> Some records
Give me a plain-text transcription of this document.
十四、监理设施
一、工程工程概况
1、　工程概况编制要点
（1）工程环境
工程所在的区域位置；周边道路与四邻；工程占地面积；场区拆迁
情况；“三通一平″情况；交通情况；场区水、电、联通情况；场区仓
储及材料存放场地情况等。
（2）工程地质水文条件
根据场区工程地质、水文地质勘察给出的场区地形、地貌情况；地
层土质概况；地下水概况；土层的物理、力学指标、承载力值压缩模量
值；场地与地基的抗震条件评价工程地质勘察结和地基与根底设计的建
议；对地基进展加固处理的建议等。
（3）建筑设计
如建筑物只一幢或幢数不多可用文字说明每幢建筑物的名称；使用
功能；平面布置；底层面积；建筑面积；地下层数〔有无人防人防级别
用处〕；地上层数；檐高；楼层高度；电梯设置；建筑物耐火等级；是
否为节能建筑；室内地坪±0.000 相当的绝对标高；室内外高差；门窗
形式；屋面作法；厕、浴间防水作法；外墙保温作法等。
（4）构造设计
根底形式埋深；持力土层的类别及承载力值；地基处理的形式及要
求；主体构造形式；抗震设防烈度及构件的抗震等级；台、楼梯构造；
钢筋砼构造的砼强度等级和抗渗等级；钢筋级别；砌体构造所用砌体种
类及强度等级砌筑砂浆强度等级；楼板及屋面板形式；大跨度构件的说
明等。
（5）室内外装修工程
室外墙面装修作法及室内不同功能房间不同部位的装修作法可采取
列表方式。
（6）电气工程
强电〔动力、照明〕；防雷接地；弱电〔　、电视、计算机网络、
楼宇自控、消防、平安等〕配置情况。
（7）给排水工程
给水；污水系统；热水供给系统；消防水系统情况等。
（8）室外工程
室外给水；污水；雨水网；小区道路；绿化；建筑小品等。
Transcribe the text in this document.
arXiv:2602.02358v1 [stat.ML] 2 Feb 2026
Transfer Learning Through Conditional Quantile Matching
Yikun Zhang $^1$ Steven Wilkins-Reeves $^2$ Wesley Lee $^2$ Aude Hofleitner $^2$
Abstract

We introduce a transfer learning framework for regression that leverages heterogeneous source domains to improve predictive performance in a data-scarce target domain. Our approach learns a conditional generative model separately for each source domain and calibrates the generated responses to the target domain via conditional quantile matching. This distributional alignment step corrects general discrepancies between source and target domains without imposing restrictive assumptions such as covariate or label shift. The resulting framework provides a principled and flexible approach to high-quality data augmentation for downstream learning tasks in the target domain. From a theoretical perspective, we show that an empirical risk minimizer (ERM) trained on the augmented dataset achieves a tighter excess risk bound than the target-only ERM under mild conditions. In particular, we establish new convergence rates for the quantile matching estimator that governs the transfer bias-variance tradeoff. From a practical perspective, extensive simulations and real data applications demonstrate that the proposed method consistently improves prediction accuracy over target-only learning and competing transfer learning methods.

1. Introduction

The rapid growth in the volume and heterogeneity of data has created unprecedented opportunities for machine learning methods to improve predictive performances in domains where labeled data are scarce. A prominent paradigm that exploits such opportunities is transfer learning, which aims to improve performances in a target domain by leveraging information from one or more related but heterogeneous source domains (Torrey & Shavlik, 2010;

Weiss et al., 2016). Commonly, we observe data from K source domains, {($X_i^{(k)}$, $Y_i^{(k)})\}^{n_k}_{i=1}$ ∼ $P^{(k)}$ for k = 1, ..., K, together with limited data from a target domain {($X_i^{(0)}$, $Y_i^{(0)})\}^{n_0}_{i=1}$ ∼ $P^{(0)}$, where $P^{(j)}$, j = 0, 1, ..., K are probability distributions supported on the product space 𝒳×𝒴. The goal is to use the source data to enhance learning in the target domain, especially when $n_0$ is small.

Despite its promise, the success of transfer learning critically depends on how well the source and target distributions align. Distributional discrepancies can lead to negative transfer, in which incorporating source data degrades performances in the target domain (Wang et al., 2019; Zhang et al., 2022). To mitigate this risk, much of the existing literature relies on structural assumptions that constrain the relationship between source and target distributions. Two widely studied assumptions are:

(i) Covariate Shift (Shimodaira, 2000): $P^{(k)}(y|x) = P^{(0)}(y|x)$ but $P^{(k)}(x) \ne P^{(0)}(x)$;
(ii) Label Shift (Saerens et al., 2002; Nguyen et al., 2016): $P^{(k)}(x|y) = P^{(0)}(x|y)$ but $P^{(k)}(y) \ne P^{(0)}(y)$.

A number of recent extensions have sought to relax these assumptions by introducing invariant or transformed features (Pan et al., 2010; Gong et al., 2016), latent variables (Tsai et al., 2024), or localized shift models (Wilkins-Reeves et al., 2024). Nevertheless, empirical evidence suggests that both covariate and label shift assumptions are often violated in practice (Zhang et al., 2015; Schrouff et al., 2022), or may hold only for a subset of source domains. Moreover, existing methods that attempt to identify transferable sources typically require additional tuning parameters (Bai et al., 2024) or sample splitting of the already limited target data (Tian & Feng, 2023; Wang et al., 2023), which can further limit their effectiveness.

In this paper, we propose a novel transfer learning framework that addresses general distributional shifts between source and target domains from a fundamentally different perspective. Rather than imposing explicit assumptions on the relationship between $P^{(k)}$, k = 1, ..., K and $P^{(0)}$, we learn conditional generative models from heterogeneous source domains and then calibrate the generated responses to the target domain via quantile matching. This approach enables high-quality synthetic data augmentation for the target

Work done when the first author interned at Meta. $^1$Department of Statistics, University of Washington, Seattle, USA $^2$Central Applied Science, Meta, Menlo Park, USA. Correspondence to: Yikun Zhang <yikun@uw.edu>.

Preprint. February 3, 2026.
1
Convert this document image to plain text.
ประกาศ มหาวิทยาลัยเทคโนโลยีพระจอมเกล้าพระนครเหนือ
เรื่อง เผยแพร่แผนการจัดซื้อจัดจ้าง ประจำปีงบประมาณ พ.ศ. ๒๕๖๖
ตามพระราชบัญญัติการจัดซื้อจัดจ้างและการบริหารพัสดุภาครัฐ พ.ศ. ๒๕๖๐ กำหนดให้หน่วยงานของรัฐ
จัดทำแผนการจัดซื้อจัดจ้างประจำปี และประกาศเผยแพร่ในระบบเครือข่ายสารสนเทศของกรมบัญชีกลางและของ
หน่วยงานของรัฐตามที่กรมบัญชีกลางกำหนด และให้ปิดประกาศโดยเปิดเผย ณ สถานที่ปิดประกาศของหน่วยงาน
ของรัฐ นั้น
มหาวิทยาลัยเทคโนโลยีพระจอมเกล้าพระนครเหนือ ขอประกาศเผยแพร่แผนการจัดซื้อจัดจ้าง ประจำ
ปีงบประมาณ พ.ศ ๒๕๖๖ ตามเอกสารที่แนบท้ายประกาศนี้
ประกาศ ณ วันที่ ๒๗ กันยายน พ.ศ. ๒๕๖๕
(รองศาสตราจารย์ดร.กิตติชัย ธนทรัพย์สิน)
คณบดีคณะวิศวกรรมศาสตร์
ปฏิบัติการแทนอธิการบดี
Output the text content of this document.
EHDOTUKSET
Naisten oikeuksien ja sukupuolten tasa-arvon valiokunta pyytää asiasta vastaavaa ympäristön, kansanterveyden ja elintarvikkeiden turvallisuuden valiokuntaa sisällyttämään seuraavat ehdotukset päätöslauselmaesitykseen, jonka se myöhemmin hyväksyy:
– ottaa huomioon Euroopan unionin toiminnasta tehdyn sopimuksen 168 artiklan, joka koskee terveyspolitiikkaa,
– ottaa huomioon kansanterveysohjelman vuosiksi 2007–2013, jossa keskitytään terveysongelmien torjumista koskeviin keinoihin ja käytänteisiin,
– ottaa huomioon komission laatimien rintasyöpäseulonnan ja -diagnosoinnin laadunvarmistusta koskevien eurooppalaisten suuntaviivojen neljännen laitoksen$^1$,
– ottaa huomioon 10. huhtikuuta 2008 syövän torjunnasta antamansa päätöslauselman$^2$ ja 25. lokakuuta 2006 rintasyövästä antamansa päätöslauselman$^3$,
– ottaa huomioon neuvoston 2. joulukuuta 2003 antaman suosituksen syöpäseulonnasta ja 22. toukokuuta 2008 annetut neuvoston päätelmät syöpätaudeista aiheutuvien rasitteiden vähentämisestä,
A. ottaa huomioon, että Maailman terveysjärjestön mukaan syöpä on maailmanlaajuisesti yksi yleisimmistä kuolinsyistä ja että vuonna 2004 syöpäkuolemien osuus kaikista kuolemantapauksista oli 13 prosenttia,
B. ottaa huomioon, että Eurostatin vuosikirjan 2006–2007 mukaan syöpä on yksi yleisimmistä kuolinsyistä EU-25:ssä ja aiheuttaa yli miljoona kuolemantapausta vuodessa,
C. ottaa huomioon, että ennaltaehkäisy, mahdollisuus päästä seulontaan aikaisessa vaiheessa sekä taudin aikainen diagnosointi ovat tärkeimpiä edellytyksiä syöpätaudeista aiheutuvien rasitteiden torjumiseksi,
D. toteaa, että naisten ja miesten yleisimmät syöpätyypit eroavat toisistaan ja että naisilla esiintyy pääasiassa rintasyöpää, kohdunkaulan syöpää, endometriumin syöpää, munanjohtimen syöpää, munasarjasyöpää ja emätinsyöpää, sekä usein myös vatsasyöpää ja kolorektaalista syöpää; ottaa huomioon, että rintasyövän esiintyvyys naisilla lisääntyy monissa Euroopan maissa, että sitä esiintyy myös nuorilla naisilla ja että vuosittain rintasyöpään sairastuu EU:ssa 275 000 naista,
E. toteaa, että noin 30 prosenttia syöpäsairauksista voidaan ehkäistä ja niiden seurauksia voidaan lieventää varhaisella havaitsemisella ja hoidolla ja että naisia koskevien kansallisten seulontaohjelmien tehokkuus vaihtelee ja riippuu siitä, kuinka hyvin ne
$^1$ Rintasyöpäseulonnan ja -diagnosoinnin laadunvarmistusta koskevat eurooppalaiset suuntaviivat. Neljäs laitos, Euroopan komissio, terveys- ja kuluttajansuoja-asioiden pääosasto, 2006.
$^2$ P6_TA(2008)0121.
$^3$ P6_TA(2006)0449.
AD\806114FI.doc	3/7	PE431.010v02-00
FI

> REQUIRED TASK
For each line of the entries that includes "predictive", show that line.

> IN RESPONSE
We introduce a transfer learning framework for regression that leverages heterogeneous source domains to improve predictive performance in a data-scarce target domain. Our approach learns a conditional generative model separately for each source domain and calibrates the generated responses to the target domain via conditional quantile matching. This distributional alignment step corrects general discrepancies between source and target domains without imposing restrictive assumptions such as covariate or label shift. The resulting framework provides a principled and flexible approach to high-quality data augmentation for downstream learning tasks in the target domain. From a theoretical perspective, we show that an empirical risk minimizer (ERM) trained on the augmented dataset achieves a tighter excess risk bound than the target-only ERM under mild conditions. In particular, we establish new convergence rates for the quantile matching estimator that governs the transfer bias-variance tradeoff. From a practical perspective, extensive simulations and real data applications demonstrate that the proposed method consistently improves prediction accuracy over target-only learning and competing transfer learning methods.
The rapid growth in the volume and heterogeneity of data has created unprecedented opportunities for machine learning methods to improve predictive performances in domains where labeled data are scarce. A prominent paradigm that exploits such opportunities is transfer learning, which aims to improve performances in a target domain by leveraging information from one or more related but heterogeneous source domains (Torrey & Shavlik, 2010;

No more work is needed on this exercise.